**AIM**
Every line below that contains "ylabel" is to be copied.

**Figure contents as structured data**
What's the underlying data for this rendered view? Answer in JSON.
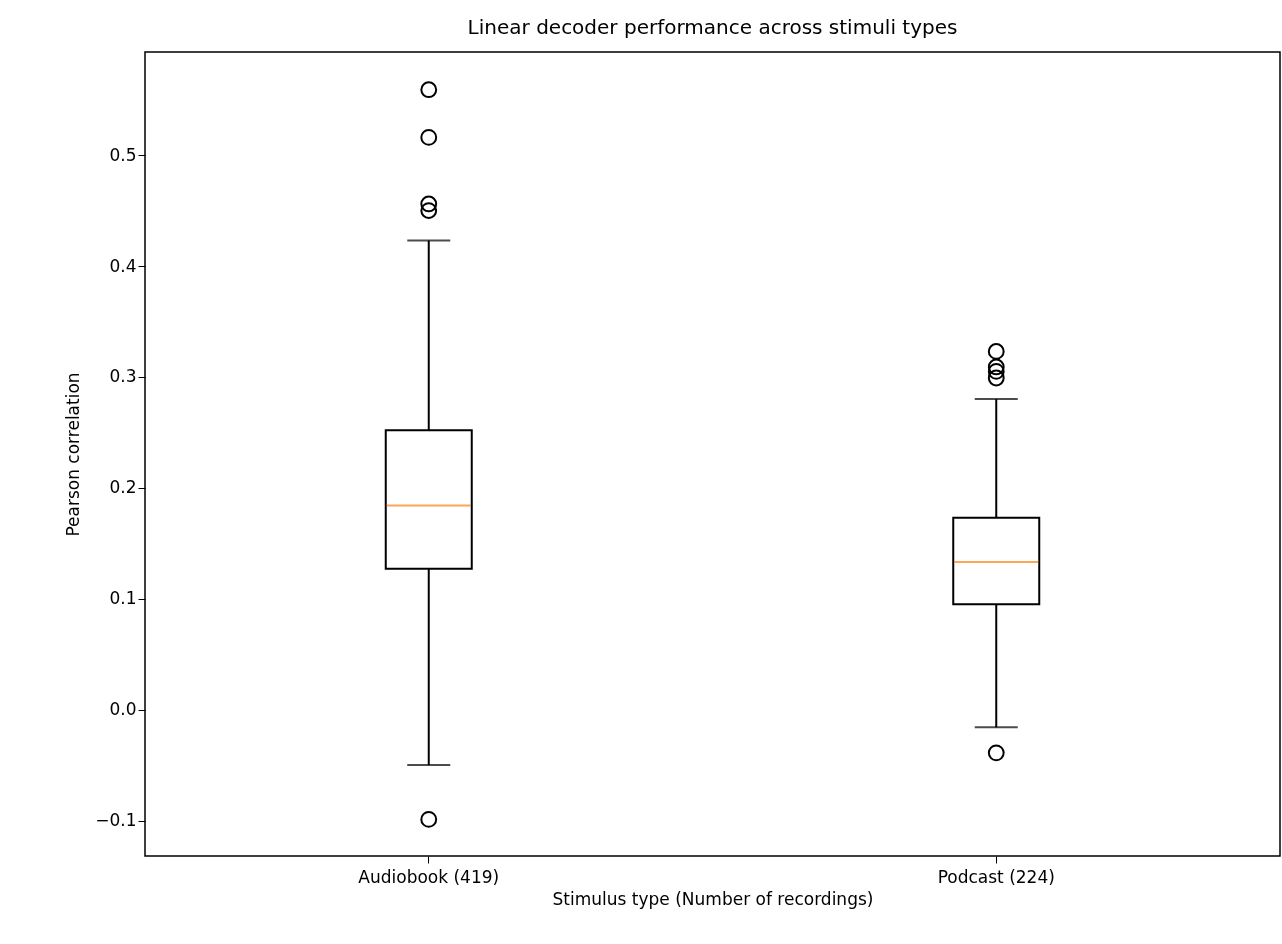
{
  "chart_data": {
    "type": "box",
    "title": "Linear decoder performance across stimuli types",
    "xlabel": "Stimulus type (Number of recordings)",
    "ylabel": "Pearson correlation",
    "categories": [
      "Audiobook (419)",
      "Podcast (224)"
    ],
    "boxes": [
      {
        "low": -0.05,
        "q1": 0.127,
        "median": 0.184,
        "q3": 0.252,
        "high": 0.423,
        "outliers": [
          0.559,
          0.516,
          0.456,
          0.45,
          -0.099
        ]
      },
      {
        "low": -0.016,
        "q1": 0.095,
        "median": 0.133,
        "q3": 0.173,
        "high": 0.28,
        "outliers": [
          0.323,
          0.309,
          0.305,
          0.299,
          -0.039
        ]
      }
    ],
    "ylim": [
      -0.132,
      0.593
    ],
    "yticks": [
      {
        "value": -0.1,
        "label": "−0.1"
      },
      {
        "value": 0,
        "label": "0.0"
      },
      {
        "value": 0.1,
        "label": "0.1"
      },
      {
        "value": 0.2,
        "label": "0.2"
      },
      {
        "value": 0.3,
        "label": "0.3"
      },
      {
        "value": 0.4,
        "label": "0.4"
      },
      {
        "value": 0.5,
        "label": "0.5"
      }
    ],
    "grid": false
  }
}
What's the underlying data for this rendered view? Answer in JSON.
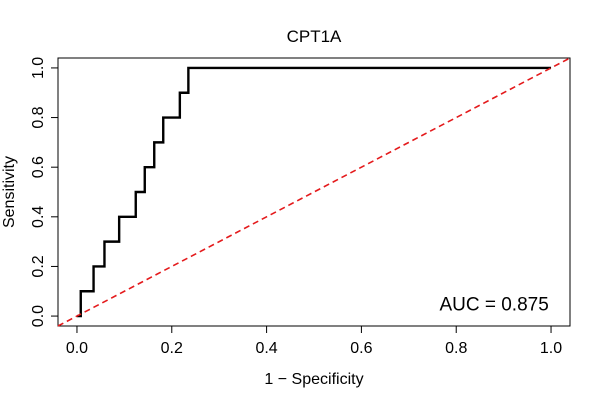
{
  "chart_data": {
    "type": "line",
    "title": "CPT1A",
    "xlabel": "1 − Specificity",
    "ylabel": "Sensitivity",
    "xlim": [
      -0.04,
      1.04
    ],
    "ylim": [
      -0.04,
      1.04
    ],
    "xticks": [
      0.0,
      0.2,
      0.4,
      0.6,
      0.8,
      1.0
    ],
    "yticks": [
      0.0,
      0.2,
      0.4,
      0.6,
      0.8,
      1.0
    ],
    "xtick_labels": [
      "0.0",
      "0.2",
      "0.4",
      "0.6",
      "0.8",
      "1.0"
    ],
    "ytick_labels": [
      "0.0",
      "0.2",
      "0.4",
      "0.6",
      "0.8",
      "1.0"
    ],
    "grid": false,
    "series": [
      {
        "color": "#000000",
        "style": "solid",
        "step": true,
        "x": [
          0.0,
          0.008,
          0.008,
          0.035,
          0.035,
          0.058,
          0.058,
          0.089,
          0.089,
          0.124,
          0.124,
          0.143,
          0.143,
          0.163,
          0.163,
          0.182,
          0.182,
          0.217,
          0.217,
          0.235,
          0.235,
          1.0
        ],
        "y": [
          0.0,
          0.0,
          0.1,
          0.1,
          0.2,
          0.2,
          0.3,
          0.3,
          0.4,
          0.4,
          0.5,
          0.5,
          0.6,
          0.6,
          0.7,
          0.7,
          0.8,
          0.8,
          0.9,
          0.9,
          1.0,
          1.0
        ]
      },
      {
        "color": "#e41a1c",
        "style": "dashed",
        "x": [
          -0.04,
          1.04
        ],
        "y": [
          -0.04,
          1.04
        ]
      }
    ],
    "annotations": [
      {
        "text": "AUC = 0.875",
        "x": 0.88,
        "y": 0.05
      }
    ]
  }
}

**EXERCISE SOLUTION**
    "ylabel": "Pearson correlation",
    "ylabel": "Sensitivity",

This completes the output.